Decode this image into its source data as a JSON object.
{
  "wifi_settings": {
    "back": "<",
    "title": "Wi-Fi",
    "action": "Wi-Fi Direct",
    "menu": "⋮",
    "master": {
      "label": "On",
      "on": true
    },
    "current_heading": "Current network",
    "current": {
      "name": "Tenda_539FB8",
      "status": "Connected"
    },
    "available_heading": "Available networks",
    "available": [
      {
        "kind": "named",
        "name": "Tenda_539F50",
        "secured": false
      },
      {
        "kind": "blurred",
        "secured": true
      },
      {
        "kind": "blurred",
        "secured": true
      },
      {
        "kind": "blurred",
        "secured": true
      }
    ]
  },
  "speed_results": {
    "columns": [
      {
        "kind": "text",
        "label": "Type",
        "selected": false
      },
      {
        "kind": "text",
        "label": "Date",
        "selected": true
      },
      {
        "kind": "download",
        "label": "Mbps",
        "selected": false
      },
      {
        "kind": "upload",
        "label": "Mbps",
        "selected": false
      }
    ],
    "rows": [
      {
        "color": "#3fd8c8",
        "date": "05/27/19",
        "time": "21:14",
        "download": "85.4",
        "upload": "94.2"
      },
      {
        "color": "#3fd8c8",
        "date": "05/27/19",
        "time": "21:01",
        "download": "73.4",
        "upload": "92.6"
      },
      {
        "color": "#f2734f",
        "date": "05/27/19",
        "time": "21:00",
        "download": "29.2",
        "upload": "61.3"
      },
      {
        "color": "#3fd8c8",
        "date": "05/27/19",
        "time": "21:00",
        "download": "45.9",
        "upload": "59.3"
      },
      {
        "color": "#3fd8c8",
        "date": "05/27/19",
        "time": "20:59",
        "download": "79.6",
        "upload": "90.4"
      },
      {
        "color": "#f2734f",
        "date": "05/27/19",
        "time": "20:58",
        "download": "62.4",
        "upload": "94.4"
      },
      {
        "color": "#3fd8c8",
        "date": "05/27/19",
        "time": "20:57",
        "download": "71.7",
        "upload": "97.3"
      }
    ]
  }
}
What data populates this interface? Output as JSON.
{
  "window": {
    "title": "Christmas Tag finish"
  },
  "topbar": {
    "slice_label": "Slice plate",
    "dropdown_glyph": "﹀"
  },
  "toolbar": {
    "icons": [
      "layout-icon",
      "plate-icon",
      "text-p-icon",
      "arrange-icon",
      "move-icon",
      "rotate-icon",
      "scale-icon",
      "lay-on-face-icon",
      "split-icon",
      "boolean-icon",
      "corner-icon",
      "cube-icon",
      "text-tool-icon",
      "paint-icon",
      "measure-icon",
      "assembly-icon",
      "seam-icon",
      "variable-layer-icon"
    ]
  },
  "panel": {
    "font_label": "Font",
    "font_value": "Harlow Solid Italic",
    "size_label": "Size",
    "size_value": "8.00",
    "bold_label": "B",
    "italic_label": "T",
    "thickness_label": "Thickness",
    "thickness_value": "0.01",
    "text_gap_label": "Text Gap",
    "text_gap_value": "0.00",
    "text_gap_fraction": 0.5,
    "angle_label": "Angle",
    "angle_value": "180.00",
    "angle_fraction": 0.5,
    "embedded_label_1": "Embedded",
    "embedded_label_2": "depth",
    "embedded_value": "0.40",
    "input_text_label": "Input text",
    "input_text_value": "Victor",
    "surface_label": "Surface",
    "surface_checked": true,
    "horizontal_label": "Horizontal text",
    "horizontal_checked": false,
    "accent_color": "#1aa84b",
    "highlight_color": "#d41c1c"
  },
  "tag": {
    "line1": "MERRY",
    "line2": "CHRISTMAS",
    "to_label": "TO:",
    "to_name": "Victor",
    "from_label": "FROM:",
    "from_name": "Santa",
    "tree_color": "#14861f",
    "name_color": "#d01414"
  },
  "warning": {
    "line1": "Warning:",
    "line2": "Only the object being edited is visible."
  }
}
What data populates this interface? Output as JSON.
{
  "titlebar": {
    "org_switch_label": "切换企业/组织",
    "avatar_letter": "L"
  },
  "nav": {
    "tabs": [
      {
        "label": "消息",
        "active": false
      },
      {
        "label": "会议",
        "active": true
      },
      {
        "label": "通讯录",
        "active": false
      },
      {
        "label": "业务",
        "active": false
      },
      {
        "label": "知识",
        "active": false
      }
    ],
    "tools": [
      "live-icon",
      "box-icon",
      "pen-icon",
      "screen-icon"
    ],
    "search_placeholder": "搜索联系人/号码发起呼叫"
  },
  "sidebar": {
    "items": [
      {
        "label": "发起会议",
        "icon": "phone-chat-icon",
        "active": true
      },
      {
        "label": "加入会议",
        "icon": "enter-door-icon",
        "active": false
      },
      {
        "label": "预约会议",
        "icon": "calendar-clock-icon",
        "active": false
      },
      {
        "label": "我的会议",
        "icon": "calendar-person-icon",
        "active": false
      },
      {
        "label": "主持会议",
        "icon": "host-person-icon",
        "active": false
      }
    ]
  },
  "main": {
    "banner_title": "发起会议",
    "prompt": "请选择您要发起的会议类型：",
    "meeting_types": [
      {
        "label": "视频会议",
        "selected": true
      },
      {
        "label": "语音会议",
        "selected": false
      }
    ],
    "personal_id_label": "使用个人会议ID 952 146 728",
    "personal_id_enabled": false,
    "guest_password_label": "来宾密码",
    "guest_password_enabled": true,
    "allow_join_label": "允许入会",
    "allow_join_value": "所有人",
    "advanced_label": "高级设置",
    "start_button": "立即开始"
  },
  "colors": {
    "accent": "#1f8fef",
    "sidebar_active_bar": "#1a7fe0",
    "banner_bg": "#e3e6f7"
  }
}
---
• EXERCISE
Copy out the material above in its entirety. Every detail must match.

• ANSWER TO THIS EXERCISE
Decode this image into its source data as a JSON object.
{
  "wifi_settings": {
    "back": "<",
    "title": "Wi-Fi",
    "action": "Wi-Fi Direct",
    "menu": "⋮",
    "master": {
      "label": "On",
      "on": true
    },
    "current_heading": "Current network",
    "current": {
      "name": "Tenda_539FB8",
      "status": "Connected"
    },
    "available_heading": "Available networks",
    "available": [
      {
        "kind": "named",
        "name": "Tenda_539F50",
        "secured": false
      },
      {
        "kind": "blurred",
        "secured": true
      },
      {
        "kind": "blurred",
        "secured": true
      },
      {
        "kind": "blurred",
        "secured": true
      }
    ]
  },
  "speed_results": {
    "columns": [
      {
        "kind": "text",
        "label": "Type",
        "selected": false
      },
      {
        "kind": "text",
        "label": "Date",
        "selected": true
      },
      {
        "kind": "download",
        "label": "Mbps",
        "selected": false
      },
      {
        "kind": "upload",
        "label": "Mbps",
        "selected": false
      }
    ],
    "rows": [
      {
        "color": "#3fd8c8",
        "date": "05/27/19",
        "time": "21:14",
        "download": "85.4",
        "upload": "94.2"
      },
      {
        "color": "#3fd8c8",
        "date": "05/27/19",
        "time": "21:01",
        "download": "73.4",
        "upload": "92.6"
      },
      {
        "color": "#f2734f",
        "date": "05/27/19",
        "time": "21:00",
        "download": "29.2",
        "upload": "61.3"
      },
      {
        "color": "#3fd8c8",
        "date": "05/27/19",
        "time": "21:00",
        "download": "45.9",
        "upload": "59.3"
      },
      {
        "color": "#3fd8c8",
        "date": "05/27/19",
        "time": "20:59",
        "download": "79.6",
        "upload": "90.4"
      },
      {
        "color": "#f2734f",
        "date": "05/27/19",
        "time": "20:58",
        "download": "62.4",
        "upload": "94.4"
      },
      {
        "color": "#3fd8c8",
        "date": "05/27/19",
        "time": "20:57",
        "download": "71.7",
        "upload": "97.3"
      }
    ]
  }
}
What data populates this interface? Output as JSON.
{
  "window": {
    "title": "Christmas Tag finish"
  },
  "topbar": {
    "slice_label": "Slice plate",
    "dropdown_glyph": "﹀"
  },
  "toolbar": {
    "icons": [
      "layout-icon",
      "plate-icon",
      "text-p-icon",
      "arrange-icon",
      "move-icon",
      "rotate-icon",
      "scale-icon",
      "lay-on-face-icon",
      "split-icon",
      "boolean-icon",
      "corner-icon",
      "cube-icon",
      "text-tool-icon",
      "paint-icon",
      "measure-icon",
      "assembly-icon",
      "seam-icon",
      "variable-layer-icon"
    ]
  },
  "panel": {
    "font_label": "Font",
    "font_value": "Harlow Solid Italic",
    "size_label": "Size",
    "size_value": "8.00",
    "bold_label": "B",
    "italic_label": "T",
    "thickness_label": "Thickness",
    "thickness_value": "0.01",
    "text_gap_label": "Text Gap",
    "text_gap_value": "0.00",
    "text_gap_fraction": 0.5,
    "angle_label": "Angle",
    "angle_value": "180.00",
    "angle_fraction": 0.5,
    "embedded_label_1": "Embedded",
    "embedded_label_2": "depth",
    "embedded_value": "0.40",
    "input_text_label": "Input text",
    "input_text_value": "Victor",
    "surface_label": "Surface",
    "surface_checked": true,
    "horizontal_label": "Horizontal text",
    "horizontal_checked": false,
    "accent_color": "#1aa84b",
    "highlight_color": "#d41c1c"
  },
  "tag": {
    "line1": "MERRY",
    "line2": "CHRISTMAS",
    "to_label": "TO:",
    "to_name": "Victor",
    "from_label": "FROM:",
    "from_name": "Santa",
    "tree_color": "#14861f",
    "name_color": "#d01414"
  },
  "warning": {
    "line1": "Warning:",
    "line2": "Only the object being edited is visible."
  }
}
What data populates this interface? Output as JSON.
{
  "titlebar": {
    "org_switch_label": "切换企业/组织",
    "avatar_letter": "L"
  },
  "nav": {
    "tabs": [
      {
        "label": "消息",
        "active": false
      },
      {
        "label": "会议",
        "active": true
      },
      {
        "label": "通讯录",
        "active": false
      },
      {
        "label": "业务",
        "active": false
      },
      {
        "label": "知识",
        "active": false
      }
    ],
    "tools": [
      "live-icon",
      "box-icon",
      "pen-icon",
      "screen-icon"
    ],
    "search_placeholder": "搜索联系人/号码发起呼叫"
  },
  "sidebar": {
    "items": [
      {
        "label": "发起会议",
        "icon": "phone-chat-icon",
        "active": true
      },
      {
        "label": "加入会议",
        "icon": "enter-door-icon",
        "active": false
      },
      {
        "label": "预约会议",
        "icon": "calendar-clock-icon",
        "active": false
      },
      {
        "label": "我的会议",
        "icon": "calendar-person-icon",
        "active": false
      },
      {
        "label": "主持会议",
        "icon": "host-person-icon",
        "active": false
      }
    ]
  },
  "main": {
    "banner_title": "发起会议",
    "prompt": "请选择您要发起的会议类型：",
    "meeting_types": [
      {
        "label": "视频会议",
        "selected": true
      },
      {
        "label": "语音会议",
        "selected": false
      }
    ],
    "personal_id_label": "使用个人会议ID 952 146 728",
    "personal_id_enabled": false,
    "guest_password_label": "来宾密码",
    "guest_password_enabled": true,
    "allow_join_label": "允许入会",
    "allow_join_value": "所有人",
    "advanced_label": "高级设置",
    "start_button": "立即开始"
  },
  "colors": {
    "accent": "#1f8fef",
    "sidebar_active_bar": "#1a7fe0",
    "banner_bg": "#e3e6f7"
  }
}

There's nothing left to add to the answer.